══ Available records

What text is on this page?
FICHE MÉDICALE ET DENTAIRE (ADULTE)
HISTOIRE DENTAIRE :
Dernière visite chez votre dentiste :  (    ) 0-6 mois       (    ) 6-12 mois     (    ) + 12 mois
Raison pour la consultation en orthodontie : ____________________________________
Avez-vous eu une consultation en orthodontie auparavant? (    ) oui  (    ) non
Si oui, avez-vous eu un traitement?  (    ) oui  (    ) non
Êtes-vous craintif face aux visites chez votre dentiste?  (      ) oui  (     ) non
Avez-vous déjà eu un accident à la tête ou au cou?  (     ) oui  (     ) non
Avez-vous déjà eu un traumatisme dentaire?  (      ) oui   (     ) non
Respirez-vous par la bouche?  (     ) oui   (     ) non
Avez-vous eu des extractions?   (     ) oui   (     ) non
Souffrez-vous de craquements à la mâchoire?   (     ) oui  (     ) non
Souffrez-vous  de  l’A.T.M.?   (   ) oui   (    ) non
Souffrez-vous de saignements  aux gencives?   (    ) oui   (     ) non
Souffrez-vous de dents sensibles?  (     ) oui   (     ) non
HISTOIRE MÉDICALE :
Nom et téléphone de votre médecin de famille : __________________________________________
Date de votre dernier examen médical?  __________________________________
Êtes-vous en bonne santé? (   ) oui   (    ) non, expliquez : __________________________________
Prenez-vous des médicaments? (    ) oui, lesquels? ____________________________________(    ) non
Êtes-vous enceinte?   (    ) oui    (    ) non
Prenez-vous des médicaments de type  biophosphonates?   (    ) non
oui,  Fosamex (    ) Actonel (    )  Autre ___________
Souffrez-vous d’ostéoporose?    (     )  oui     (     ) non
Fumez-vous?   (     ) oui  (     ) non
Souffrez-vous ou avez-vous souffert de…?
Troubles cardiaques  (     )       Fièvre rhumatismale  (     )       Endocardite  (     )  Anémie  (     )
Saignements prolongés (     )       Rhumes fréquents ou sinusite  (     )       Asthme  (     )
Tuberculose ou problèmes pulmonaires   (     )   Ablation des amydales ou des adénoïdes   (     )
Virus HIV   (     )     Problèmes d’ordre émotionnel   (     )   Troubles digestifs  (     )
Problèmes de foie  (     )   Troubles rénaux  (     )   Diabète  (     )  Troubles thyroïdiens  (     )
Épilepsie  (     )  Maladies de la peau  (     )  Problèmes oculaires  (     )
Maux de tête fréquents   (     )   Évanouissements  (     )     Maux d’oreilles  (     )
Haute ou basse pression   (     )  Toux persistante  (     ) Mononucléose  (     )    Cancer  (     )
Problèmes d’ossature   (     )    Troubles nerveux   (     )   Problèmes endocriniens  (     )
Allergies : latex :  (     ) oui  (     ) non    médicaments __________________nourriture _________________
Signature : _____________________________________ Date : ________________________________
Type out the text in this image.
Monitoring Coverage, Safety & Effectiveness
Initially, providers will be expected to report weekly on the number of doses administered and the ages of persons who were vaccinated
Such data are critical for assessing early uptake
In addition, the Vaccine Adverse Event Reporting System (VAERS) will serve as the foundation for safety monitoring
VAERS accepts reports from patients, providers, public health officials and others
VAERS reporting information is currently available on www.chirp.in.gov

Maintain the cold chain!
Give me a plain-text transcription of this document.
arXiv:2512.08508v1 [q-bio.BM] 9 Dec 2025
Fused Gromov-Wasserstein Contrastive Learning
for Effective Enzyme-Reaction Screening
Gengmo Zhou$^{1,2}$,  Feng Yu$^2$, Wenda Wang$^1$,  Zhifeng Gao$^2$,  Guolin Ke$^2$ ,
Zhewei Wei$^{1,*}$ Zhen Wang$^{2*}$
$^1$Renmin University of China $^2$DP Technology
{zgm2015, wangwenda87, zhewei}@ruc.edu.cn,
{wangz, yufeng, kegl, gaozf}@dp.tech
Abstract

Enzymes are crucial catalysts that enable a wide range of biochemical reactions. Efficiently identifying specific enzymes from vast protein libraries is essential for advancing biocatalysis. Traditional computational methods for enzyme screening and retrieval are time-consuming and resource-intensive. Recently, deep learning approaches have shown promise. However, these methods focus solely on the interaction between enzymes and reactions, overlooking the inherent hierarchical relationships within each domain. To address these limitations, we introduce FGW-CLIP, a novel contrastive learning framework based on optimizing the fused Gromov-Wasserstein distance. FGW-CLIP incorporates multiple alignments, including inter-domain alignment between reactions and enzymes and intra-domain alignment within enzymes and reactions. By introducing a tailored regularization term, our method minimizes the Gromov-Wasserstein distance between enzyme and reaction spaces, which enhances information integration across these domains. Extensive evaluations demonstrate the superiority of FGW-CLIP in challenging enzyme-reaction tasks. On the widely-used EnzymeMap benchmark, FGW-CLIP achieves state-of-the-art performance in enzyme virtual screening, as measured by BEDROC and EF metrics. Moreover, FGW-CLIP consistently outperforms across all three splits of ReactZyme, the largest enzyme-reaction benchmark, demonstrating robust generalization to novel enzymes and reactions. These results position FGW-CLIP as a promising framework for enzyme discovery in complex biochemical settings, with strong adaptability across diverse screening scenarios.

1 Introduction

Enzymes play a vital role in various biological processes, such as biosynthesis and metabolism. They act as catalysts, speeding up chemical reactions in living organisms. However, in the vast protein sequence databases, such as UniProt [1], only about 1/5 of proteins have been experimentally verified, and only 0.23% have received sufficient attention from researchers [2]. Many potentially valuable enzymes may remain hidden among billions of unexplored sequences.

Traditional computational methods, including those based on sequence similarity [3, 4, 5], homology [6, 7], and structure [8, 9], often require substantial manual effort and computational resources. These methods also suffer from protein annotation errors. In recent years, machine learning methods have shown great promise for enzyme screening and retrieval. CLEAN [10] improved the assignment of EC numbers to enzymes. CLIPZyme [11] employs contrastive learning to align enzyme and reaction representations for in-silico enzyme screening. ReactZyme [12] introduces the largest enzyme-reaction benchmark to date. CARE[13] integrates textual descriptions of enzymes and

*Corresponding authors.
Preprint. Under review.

════

The answer must be the complete set of entries, retyped exactly.

• _Answer_:
What text is on this page?
FICHE MÉDICALE ET DENTAIRE (ADULTE)
HISTOIRE DENTAIRE :
Dernière visite chez votre dentiste :  (    ) 0-6 mois       (    ) 6-12 mois     (    ) + 12 mois
Raison pour la consultation en orthodontie : ____________________________________
Avez-vous eu une consultation en orthodontie auparavant? (    ) oui  (    ) non
Si oui, avez-vous eu un traitement?  (    ) oui  (    ) non
Êtes-vous craintif face aux visites chez votre dentiste?  (      ) oui  (     ) non
Avez-vous déjà eu un accident à la tête ou au cou?  (     ) oui  (     ) non
Avez-vous déjà eu un traumatisme dentaire?  (      ) oui   (     ) non
Respirez-vous par la bouche?  (     ) oui   (     ) non
Avez-vous eu des extractions?   (     ) oui   (     ) non
Souffrez-vous de craquements à la mâchoire?   (     ) oui  (     ) non
Souffrez-vous  de  l’A.T.M.?   (   ) oui   (    ) non
Souffrez-vous de saignements  aux gencives?   (    ) oui   (     ) non
Souffrez-vous de dents sensibles?  (     ) oui   (     ) non
HISTOIRE MÉDICALE :
Nom et téléphone de votre médecin de famille : __________________________________________
Date de votre dernier examen médical?  __________________________________
Êtes-vous en bonne santé? (   ) oui   (    ) non, expliquez : __________________________________
Prenez-vous des médicaments? (    ) oui, lesquels? ____________________________________(    ) non
Êtes-vous enceinte?   (    ) oui    (    ) non
Prenez-vous des médicaments de type  biophosphonates?   (    ) non
oui,  Fosamex (    ) Actonel (    )  Autre ___________
Souffrez-vous d’ostéoporose?    (     )  oui     (     ) non
Fumez-vous?   (     ) oui  (     ) non
Souffrez-vous ou avez-vous souffert de…?
Troubles cardiaques  (     )       Fièvre rhumatismale  (     )       Endocardite  (     )  Anémie  (     )
Saignements prolongés (     )       Rhumes fréquents ou sinusite  (     )       Asthme  (     )
Tuberculose ou problèmes pulmonaires   (     )   Ablation des amydales ou des adénoïdes   (     )
Virus HIV   (     )     Problèmes d’ordre émotionnel   (     )   Troubles digestifs  (     )
Problèmes de foie  (     )   Troubles rénaux  (     )   Diabète  (     )  Troubles thyroïdiens  (     )
Épilepsie  (     )  Maladies de la peau  (     )  Problèmes oculaires  (     )
Maux de tête fréquents   (     )   Évanouissements  (     )     Maux d’oreilles  (     )
Haute ou basse pression   (     )  Toux persistante  (     ) Mononucléose  (     )    Cancer  (     )
Problèmes d’ossature   (     )    Troubles nerveux   (     )   Problèmes endocriniens  (     )
Allergies : latex :  (     ) oui  (     ) non    médicaments __________________nourriture _________________
Signature : _____________________________________ Date : ________________________________
Type out the text in this image.
Monitoring Coverage, Safety & Effectiveness
Initially, providers will be expected to report weekly on the number of doses administered and the ages of persons who were vaccinated
Such data are critical for assessing early uptake
In addition, the Vaccine Adverse Event Reporting System (VAERS) will serve as the foundation for safety monitoring
VAERS accepts reports from patients, providers, public health officials and others
VAERS reporting information is currently available on www.chirp.in.gov

Maintain the cold chain!
Give me a plain-text transcription of this document.
arXiv:2512.08508v1 [q-bio.BM] 9 Dec 2025
Fused Gromov-Wasserstein Contrastive Learning
for Effective Enzyme-Reaction Screening
Gengmo Zhou$^{1,2}$,  Feng Yu$^2$, Wenda Wang$^1$,  Zhifeng Gao$^2$,  Guolin Ke$^2$ ,
Zhewei Wei$^{1,*}$ Zhen Wang$^{2*}$
$^1$Renmin University of China $^2$DP Technology
{zgm2015, wangwenda87, zhewei}@ruc.edu.cn,
{wangz, yufeng, kegl, gaozf}@dp.tech
Abstract

Enzymes are crucial catalysts that enable a wide range of biochemical reactions. Efficiently identifying specific enzymes from vast protein libraries is essential for advancing biocatalysis. Traditional computational methods for enzyme screening and retrieval are time-consuming and resource-intensive. Recently, deep learning approaches have shown promise. However, these methods focus solely on the interaction between enzymes and reactions, overlooking the inherent hierarchical relationships within each domain. To address these limitations, we introduce FGW-CLIP, a novel contrastive learning framework based on optimizing the fused Gromov-Wasserstein distance. FGW-CLIP incorporates multiple alignments, including inter-domain alignment between reactions and enzymes and intra-domain alignment within enzymes and reactions. By introducing a tailored regularization term, our method minimizes the Gromov-Wasserstein distance between enzyme and reaction spaces, which enhances information integration across these domains. Extensive evaluations demonstrate the superiority of FGW-CLIP in challenging enzyme-reaction tasks. On the widely-used EnzymeMap benchmark, FGW-CLIP achieves state-of-the-art performance in enzyme virtual screening, as measured by BEDROC and EF metrics. Moreover, FGW-CLIP consistently outperforms across all three splits of ReactZyme, the largest enzyme-reaction benchmark, demonstrating robust generalization to novel enzymes and reactions. These results position FGW-CLIP as a promising framework for enzyme discovery in complex biochemical settings, with strong adaptability across diverse screening scenarios.

1 Introduction

Enzymes play a vital role in various biological processes, such as biosynthesis and metabolism. They act as catalysts, speeding up chemical reactions in living organisms. However, in the vast protein sequence databases, such as UniProt [1], only about 1/5 of proteins have been experimentally verified, and only 0.23% have received sufficient attention from researchers [2]. Many potentially valuable enzymes may remain hidden among billions of unexplored sequences.

Traditional computational methods, including those based on sequence similarity [3, 4, 5], homology [6, 7], and structure [8, 9], often require substantial manual effort and computational resources. These methods also suffer from protein annotation errors. In recent years, machine learning methods have shown great promise for enzyme screening and retrieval. CLEAN [10] improved the assignment of EC numbers to enzymes. CLIPZyme [11] employs contrastive learning to align enzyme and reaction representations for in-silico enzyme screening. ReactZyme [12] introduces the largest enzyme-reaction benchmark to date. CARE[13] integrates textual descriptions of enzymes and

*Corresponding authors.
Preprint. Under review.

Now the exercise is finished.